> Exercise requirements: Answer with a number only: how many lines of the data contain "image"?
-------- Given records --------
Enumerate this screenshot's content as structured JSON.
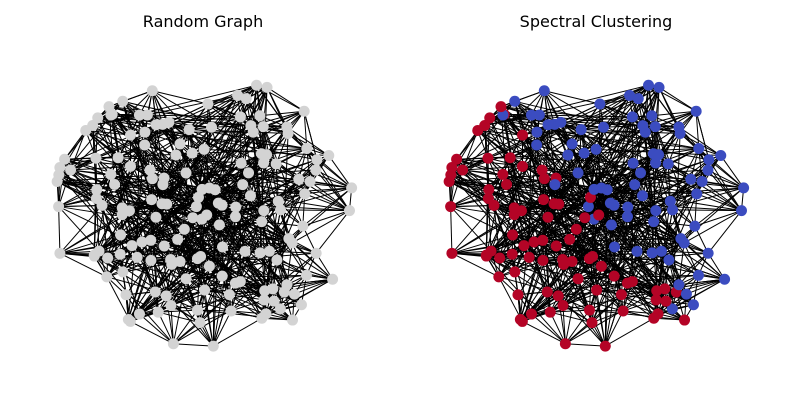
{
  "panels": [
    {
      "title": "Random Graph"
    },
    {
      "title": "Spectral Clustering"
    }
  ],
  "graph": {
    "node_colors": {
      "default": "#d3d3d3",
      "cluster_a": "#3b4cc0",
      "cluster_b": "#b40426"
    },
    "edge_color": "#000000"
  }
}
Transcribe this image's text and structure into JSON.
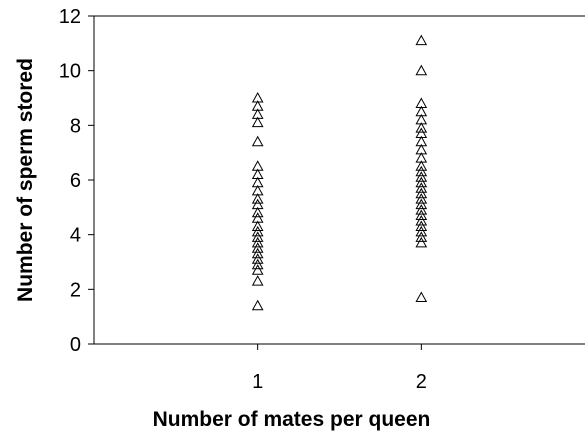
{
  "chart_data": {
    "type": "scatter",
    "title": "",
    "xlabel": "Number of mates per queen",
    "ylabel": "Number of sperm stored",
    "xlim": [
      0,
      3
    ],
    "ylim": [
      0,
      12
    ],
    "x_ticks": [
      "1",
      "2"
    ],
    "y_ticks": [
      "0",
      "2",
      "4",
      "6",
      "8",
      "10",
      "12"
    ],
    "grid": false,
    "legend": "none",
    "marker": "open-triangle",
    "series": [
      {
        "name": "",
        "points": [
          [
            1,
            9.0
          ],
          [
            1,
            8.7
          ],
          [
            1,
            8.4
          ],
          [
            1,
            8.1
          ],
          [
            1,
            7.4
          ],
          [
            1,
            6.5
          ],
          [
            1,
            6.2
          ],
          [
            1,
            5.9
          ],
          [
            1,
            5.6
          ],
          [
            1,
            5.3
          ],
          [
            1,
            5.1
          ],
          [
            1,
            4.8
          ],
          [
            1,
            4.6
          ],
          [
            1,
            4.3
          ],
          [
            1,
            4.1
          ],
          [
            1,
            3.9
          ],
          [
            1,
            3.7
          ],
          [
            1,
            3.5
          ],
          [
            1,
            3.3
          ],
          [
            1,
            3.1
          ],
          [
            1,
            2.9
          ],
          [
            1,
            2.7
          ],
          [
            1,
            2.3
          ],
          [
            1,
            1.4
          ],
          [
            2,
            11.1
          ],
          [
            2,
            10.0
          ],
          [
            2,
            8.8
          ],
          [
            2,
            8.5
          ],
          [
            2,
            8.2
          ],
          [
            2,
            7.9
          ],
          [
            2,
            7.7
          ],
          [
            2,
            7.4
          ],
          [
            2,
            7.1
          ],
          [
            2,
            6.8
          ],
          [
            2,
            6.5
          ],
          [
            2,
            6.3
          ],
          [
            2,
            6.1
          ],
          [
            2,
            5.9
          ],
          [
            2,
            5.7
          ],
          [
            2,
            5.5
          ],
          [
            2,
            5.3
          ],
          [
            2,
            5.1
          ],
          [
            2,
            4.9
          ],
          [
            2,
            4.7
          ],
          [
            2,
            4.5
          ],
          [
            2,
            4.3
          ],
          [
            2,
            4.1
          ],
          [
            2,
            3.9
          ],
          [
            2,
            3.7
          ],
          [
            2,
            1.7
          ]
        ]
      }
    ]
  }
}
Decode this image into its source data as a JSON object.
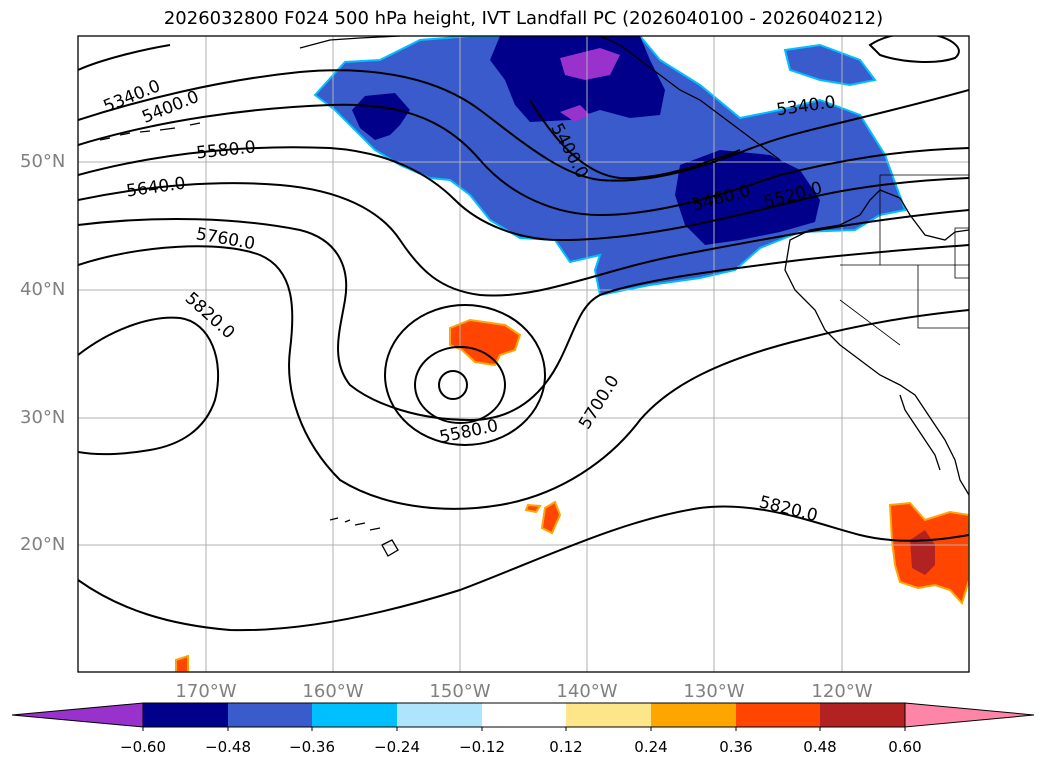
{
  "title": "2026032800 F024 500 hPa height, IVT Landfall PC (2026040100 - 2026040212)",
  "lat_labels": [
    "50°N",
    "40°N",
    "30°N",
    "20°N"
  ],
  "lon_labels": [
    "170°W",
    "160°W",
    "150°W",
    "140°W",
    "130°W",
    "120°W"
  ],
  "contour_labels": [
    "5340.0",
    "5400.0",
    "5580.0",
    "5640.0",
    "5760.0",
    "5820.0",
    "5400.0",
    "5340.0",
    "5460.0",
    "5520.0",
    "5700.0",
    "5580.0",
    "5820.0"
  ],
  "colorbar": {
    "ticks": [
      "−0.60",
      "−0.48",
      "−0.36",
      "−0.24",
      "−0.12",
      "0.12",
      "0.24",
      "0.36",
      "0.48",
      "0.60"
    ],
    "colors": [
      "#9932cc",
      "#00008b",
      "#3a5bcc",
      "#00bfff",
      "#aee4fc",
      "#ffffff",
      "#fde68a",
      "#ffa500",
      "#ff4500",
      "#b22222",
      "#ff85a8"
    ]
  },
  "colors": {
    "height_contours": "#000000",
    "coastline": "#000000",
    "gridlines": "#b0b0b0"
  }
}
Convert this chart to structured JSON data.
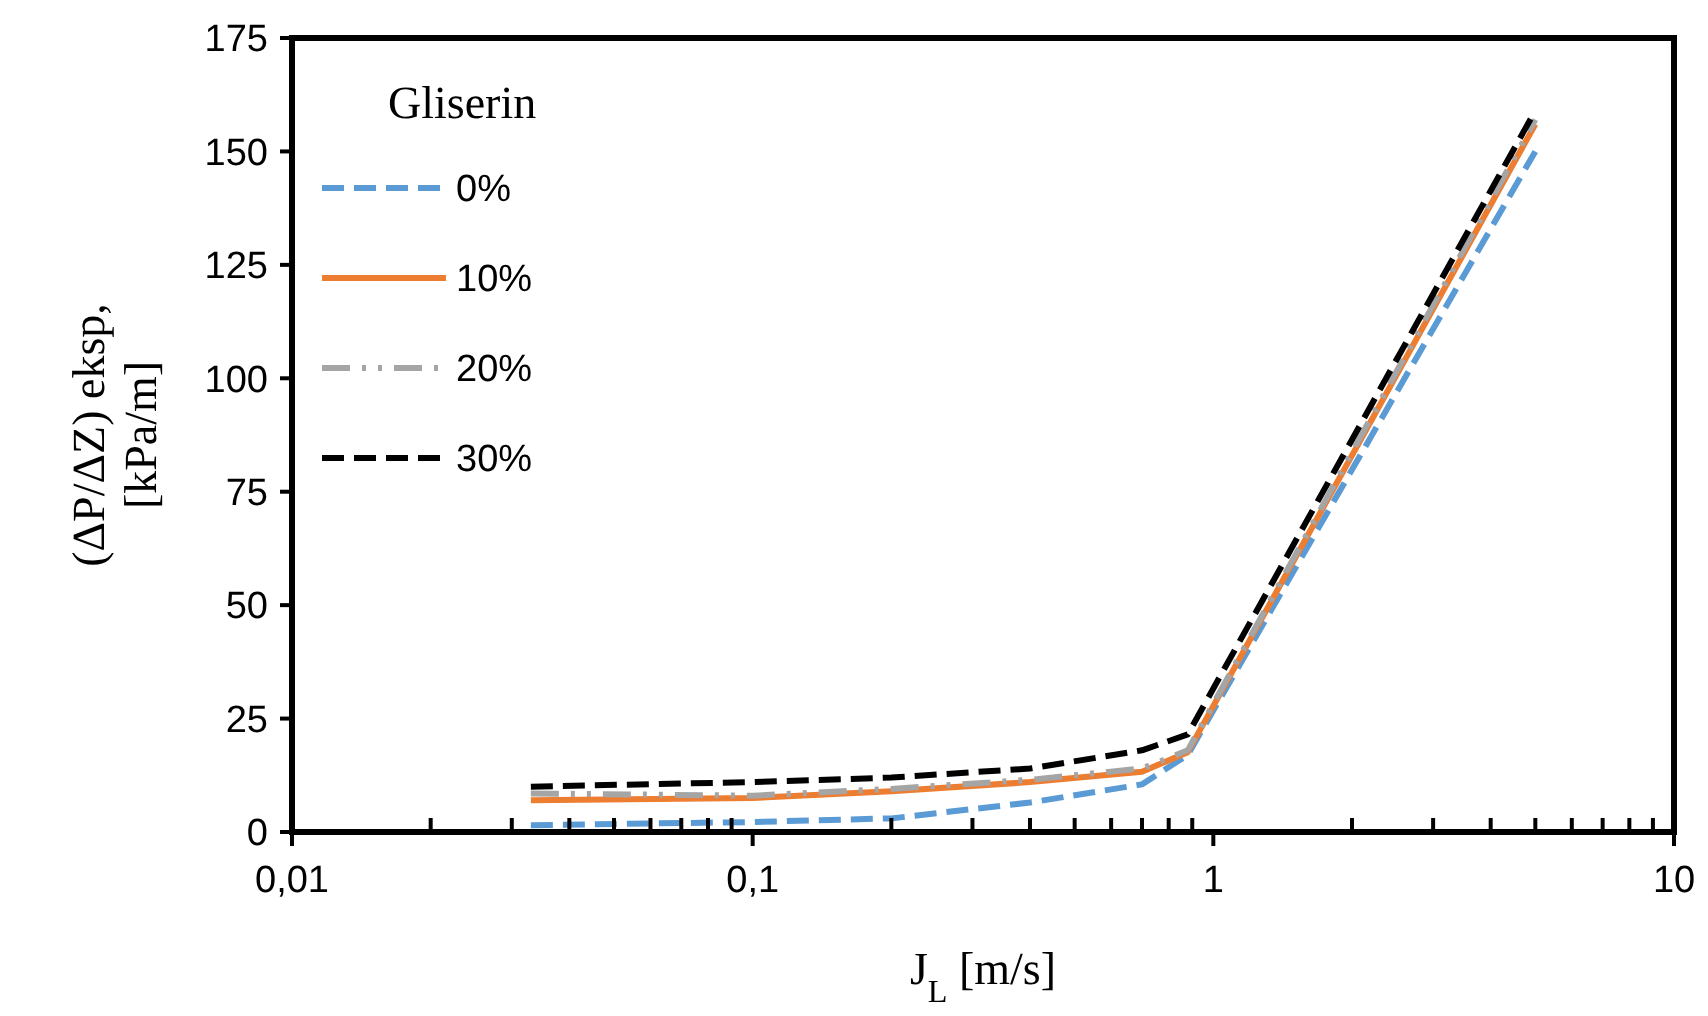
{
  "chart_data": {
    "type": "line",
    "xlabel": "J$_{L}$ [m/s]",
    "ylabel": "(ΔP/ΔZ) eksp,\n[kPa/m]",
    "legend_title": "Gliserin",
    "legend": "top left",
    "log": "x",
    "grid": false,
    "xlim": [
      0.01,
      10
    ],
    "ylim": [
      0,
      175
    ],
    "xticks": [
      {
        "value": 0.01,
        "label": "0,01"
      },
      {
        "value": 0.02,
        "label": null
      },
      {
        "value": 0.03,
        "label": null
      },
      {
        "value": 0.04,
        "label": null
      },
      {
        "value": 0.05,
        "label": null
      },
      {
        "value": 0.06,
        "label": null
      },
      {
        "value": 0.07,
        "label": null
      },
      {
        "value": 0.08,
        "label": null
      },
      {
        "value": 0.09,
        "label": null
      },
      {
        "value": 0.1,
        "label": "0,1"
      },
      {
        "value": 0.2,
        "label": null
      },
      {
        "value": 0.3,
        "label": null
      },
      {
        "value": 0.4,
        "label": null
      },
      {
        "value": 0.5,
        "label": null
      },
      {
        "value": 0.6,
        "label": null
      },
      {
        "value": 0.7,
        "label": null
      },
      {
        "value": 0.8,
        "label": null
      },
      {
        "value": 0.9,
        "label": null
      },
      {
        "value": 1,
        "label": "1"
      },
      {
        "value": 2,
        "label": null
      },
      {
        "value": 3,
        "label": null
      },
      {
        "value": 4,
        "label": null
      },
      {
        "value": 5,
        "label": null
      },
      {
        "value": 6,
        "label": null
      },
      {
        "value": 7,
        "label": null
      },
      {
        "value": 8,
        "label": null
      },
      {
        "value": 9,
        "label": null
      },
      {
        "value": 10,
        "label": "10"
      }
    ],
    "yticks": [
      0,
      25,
      50,
      75,
      100,
      125,
      150,
      175
    ],
    "x": [
      0.033,
      0.1,
      0.2,
      0.4,
      0.7,
      0.88,
      5
    ],
    "series": [
      {
        "name": "0%",
        "color": "#5b9bd5",
        "line_style": "dashed",
        "values": [
          1.5,
          2.2,
          3,
          6.5,
          10.5,
          17,
          150
        ]
      },
      {
        "name": "10%",
        "color": "#ed7d31",
        "line_style": "solid",
        "values": [
          7,
          7.5,
          9,
          11,
          13.3,
          17.6,
          156
        ]
      },
      {
        "name": "20%",
        "color": "#a5a5a5",
        "line_style": "dotted",
        "values": [
          8.5,
          8,
          9.5,
          11.5,
          14,
          18,
          157
        ]
      },
      {
        "name": "30%",
        "color": "#000000",
        "line_style": "dashed",
        "values": [
          10,
          11,
          12,
          14,
          18,
          21.5,
          159
        ]
      }
    ]
  }
}
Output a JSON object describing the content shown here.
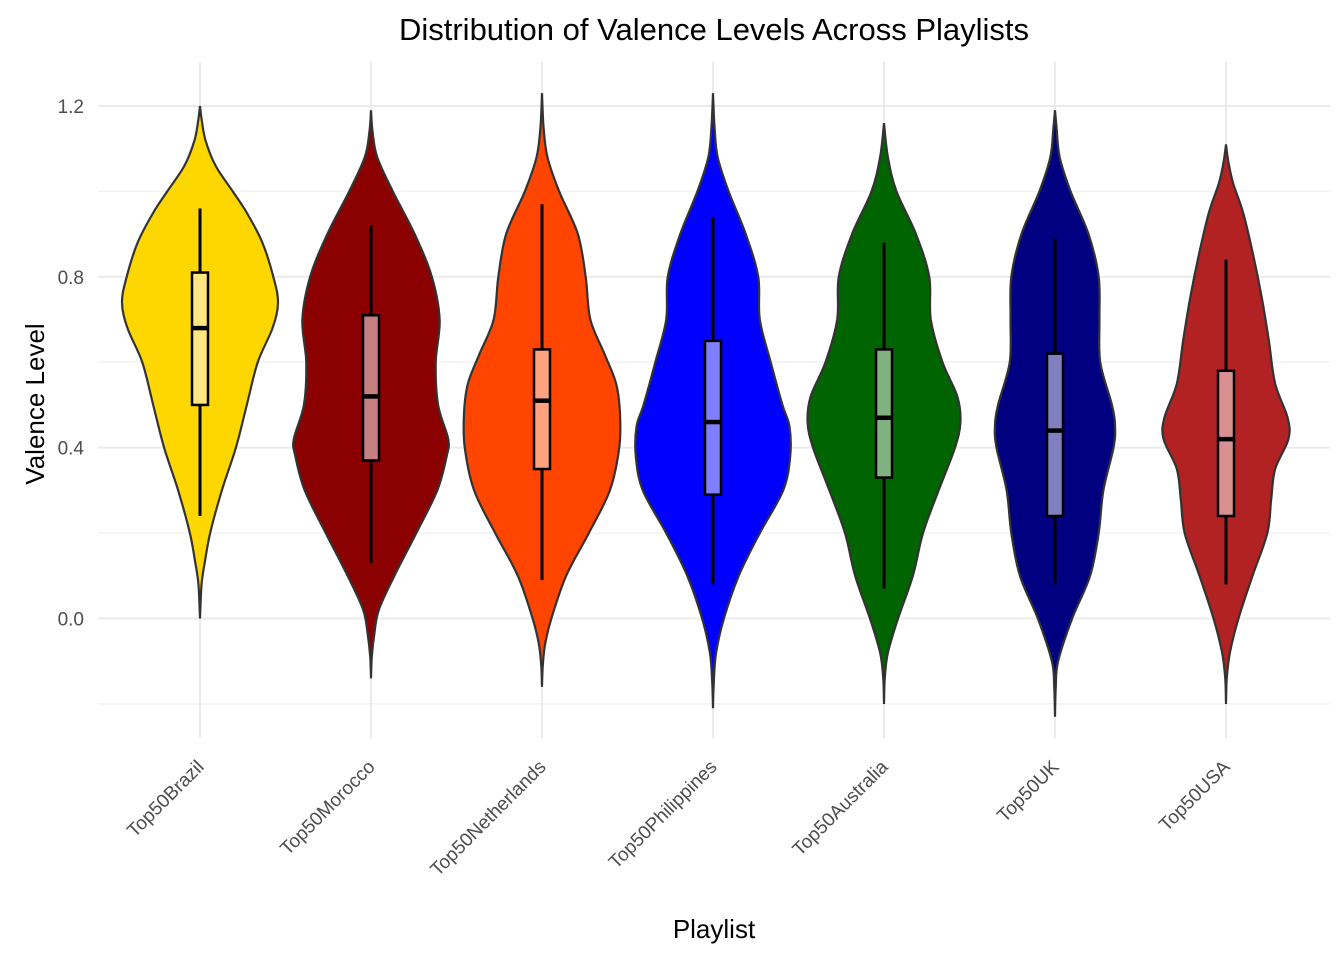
{
  "chart_data": {
    "type": "violin",
    "title": "Distribution of Valence Levels Across Playlists",
    "xlabel": "Playlist",
    "ylabel": "Valence Level",
    "ylim": [
      -0.27,
      1.3
    ],
    "yticks": [
      0.0,
      0.4,
      0.8,
      1.2
    ],
    "ytick_labels": [
      "0.0",
      "0.4",
      "0.8",
      "1.2"
    ],
    "grid": true,
    "legend": "none",
    "categories": [
      "Top50Brazil",
      "Top50Morocco",
      "Top50Netherlands",
      "Top50Philippines",
      "Top50Australia",
      "Top50UK",
      "Top50USA"
    ],
    "series": [
      {
        "category": "Top50Brazil",
        "color": "#FFD700",
        "box_color": "#FFE680",
        "min": 0.0,
        "max": 1.2,
        "whisker_low": 0.24,
        "q1": 0.5,
        "median": 0.68,
        "q3": 0.81,
        "whisker_high": 0.96,
        "density": [
          [
            0.0,
            0.0
          ],
          [
            0.08,
            0.02
          ],
          [
            0.13,
            0.06
          ],
          [
            0.2,
            0.13
          ],
          [
            0.3,
            0.28
          ],
          [
            0.4,
            0.46
          ],
          [
            0.5,
            0.6
          ],
          [
            0.6,
            0.74
          ],
          [
            0.68,
            0.93
          ],
          [
            0.74,
            1.0
          ],
          [
            0.8,
            0.94
          ],
          [
            0.88,
            0.8
          ],
          [
            0.95,
            0.6
          ],
          [
            1.0,
            0.42
          ],
          [
            1.06,
            0.2
          ],
          [
            1.12,
            0.07
          ],
          [
            1.17,
            0.02
          ],
          [
            1.2,
            0.0
          ]
        ]
      },
      {
        "category": "Top50Morocco",
        "color": "#8B0000",
        "box_color": "#C58080",
        "min": -0.14,
        "max": 1.19,
        "whisker_low": 0.13,
        "q1": 0.37,
        "median": 0.52,
        "q3": 0.71,
        "whisker_high": 0.92,
        "density": [
          [
            -0.14,
            0.0
          ],
          [
            -0.09,
            0.01
          ],
          [
            -0.04,
            0.04
          ],
          [
            0.02,
            0.1
          ],
          [
            0.1,
            0.3
          ],
          [
            0.2,
            0.58
          ],
          [
            0.3,
            0.85
          ],
          [
            0.38,
            0.97
          ],
          [
            0.42,
            0.99
          ],
          [
            0.5,
            0.86
          ],
          [
            0.6,
            0.83
          ],
          [
            0.7,
            0.88
          ],
          [
            0.8,
            0.78
          ],
          [
            0.9,
            0.56
          ],
          [
            1.0,
            0.28
          ],
          [
            1.08,
            0.08
          ],
          [
            1.14,
            0.02
          ],
          [
            1.19,
            0.0
          ]
        ]
      },
      {
        "category": "Top50Netherlands",
        "color": "#FF4500",
        "box_color": "#FFA280",
        "min": -0.16,
        "max": 1.23,
        "whisker_low": 0.09,
        "q1": 0.35,
        "median": 0.51,
        "q3": 0.63,
        "whisker_high": 0.97,
        "density": [
          [
            -0.16,
            0.0
          ],
          [
            -0.11,
            0.01
          ],
          [
            -0.06,
            0.04
          ],
          [
            0.0,
            0.12
          ],
          [
            0.1,
            0.31
          ],
          [
            0.2,
            0.6
          ],
          [
            0.3,
            0.87
          ],
          [
            0.4,
            0.99
          ],
          [
            0.48,
            1.0
          ],
          [
            0.55,
            0.95
          ],
          [
            0.62,
            0.8
          ],
          [
            0.7,
            0.62
          ],
          [
            0.8,
            0.56
          ],
          [
            0.9,
            0.46
          ],
          [
            1.0,
            0.22
          ],
          [
            1.08,
            0.07
          ],
          [
            1.15,
            0.02
          ],
          [
            1.23,
            0.0
          ]
        ]
      },
      {
        "category": "Top50Philippines",
        "color": "#0000FF",
        "box_color": "#8080FF",
        "min": -0.21,
        "max": 1.23,
        "whisker_low": 0.08,
        "q1": 0.29,
        "median": 0.46,
        "q3": 0.65,
        "whisker_high": 0.94,
        "density": [
          [
            -0.21,
            0.0
          ],
          [
            -0.15,
            0.01
          ],
          [
            -0.08,
            0.04
          ],
          [
            0.0,
            0.14
          ],
          [
            0.1,
            0.33
          ],
          [
            0.2,
            0.6
          ],
          [
            0.3,
            0.9
          ],
          [
            0.38,
            0.99
          ],
          [
            0.45,
            0.98
          ],
          [
            0.5,
            0.89
          ],
          [
            0.6,
            0.74
          ],
          [
            0.7,
            0.6
          ],
          [
            0.8,
            0.58
          ],
          [
            0.9,
            0.42
          ],
          [
            1.0,
            0.2
          ],
          [
            1.08,
            0.06
          ],
          [
            1.15,
            0.02
          ],
          [
            1.23,
            0.0
          ]
        ]
      },
      {
        "category": "Top50Australia",
        "color": "#006400",
        "box_color": "#80B180",
        "min": -0.2,
        "max": 1.16,
        "whisker_low": 0.07,
        "q1": 0.33,
        "median": 0.47,
        "q3": 0.63,
        "whisker_high": 0.88,
        "density": [
          [
            -0.2,
            0.0
          ],
          [
            -0.14,
            0.01
          ],
          [
            -0.08,
            0.05
          ],
          [
            0.0,
            0.18
          ],
          [
            0.1,
            0.37
          ],
          [
            0.2,
            0.5
          ],
          [
            0.3,
            0.7
          ],
          [
            0.4,
            0.91
          ],
          [
            0.46,
            0.98
          ],
          [
            0.52,
            0.94
          ],
          [
            0.6,
            0.75
          ],
          [
            0.7,
            0.6
          ],
          [
            0.8,
            0.58
          ],
          [
            0.9,
            0.41
          ],
          [
            1.0,
            0.16
          ],
          [
            1.08,
            0.05
          ],
          [
            1.16,
            0.0
          ]
        ]
      },
      {
        "category": "Top50UK",
        "color": "#000080",
        "box_color": "#8080C0",
        "min": -0.23,
        "max": 1.19,
        "whisker_low": 0.08,
        "q1": 0.24,
        "median": 0.44,
        "q3": 0.62,
        "whisker_high": 0.89,
        "density": [
          [
            -0.23,
            0.0
          ],
          [
            -0.16,
            0.01
          ],
          [
            -0.1,
            0.04
          ],
          [
            0.0,
            0.22
          ],
          [
            0.1,
            0.45
          ],
          [
            0.2,
            0.56
          ],
          [
            0.3,
            0.62
          ],
          [
            0.4,
            0.75
          ],
          [
            0.45,
            0.77
          ],
          [
            0.5,
            0.73
          ],
          [
            0.6,
            0.58
          ],
          [
            0.7,
            0.57
          ],
          [
            0.8,
            0.56
          ],
          [
            0.9,
            0.43
          ],
          [
            1.0,
            0.2
          ],
          [
            1.08,
            0.06
          ],
          [
            1.15,
            0.02
          ],
          [
            1.19,
            0.0
          ]
        ]
      },
      {
        "category": "Top50USA",
        "color": "#B22222",
        "box_color": "#D89090",
        "min": -0.2,
        "max": 1.11,
        "whisker_low": 0.08,
        "q1": 0.24,
        "median": 0.42,
        "q3": 0.58,
        "whisker_high": 0.84,
        "density": [
          [
            -0.2,
            0.0
          ],
          [
            -0.14,
            0.01
          ],
          [
            -0.08,
            0.05
          ],
          [
            0.0,
            0.16
          ],
          [
            0.1,
            0.34
          ],
          [
            0.2,
            0.53
          ],
          [
            0.28,
            0.58
          ],
          [
            0.35,
            0.63
          ],
          [
            0.42,
            0.8
          ],
          [
            0.47,
            0.79
          ],
          [
            0.55,
            0.63
          ],
          [
            0.65,
            0.55
          ],
          [
            0.75,
            0.46
          ],
          [
            0.85,
            0.35
          ],
          [
            0.95,
            0.22
          ],
          [
            1.02,
            0.09
          ],
          [
            1.07,
            0.03
          ],
          [
            1.11,
            0.0
          ]
        ]
      }
    ]
  }
}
--------
> Output: 2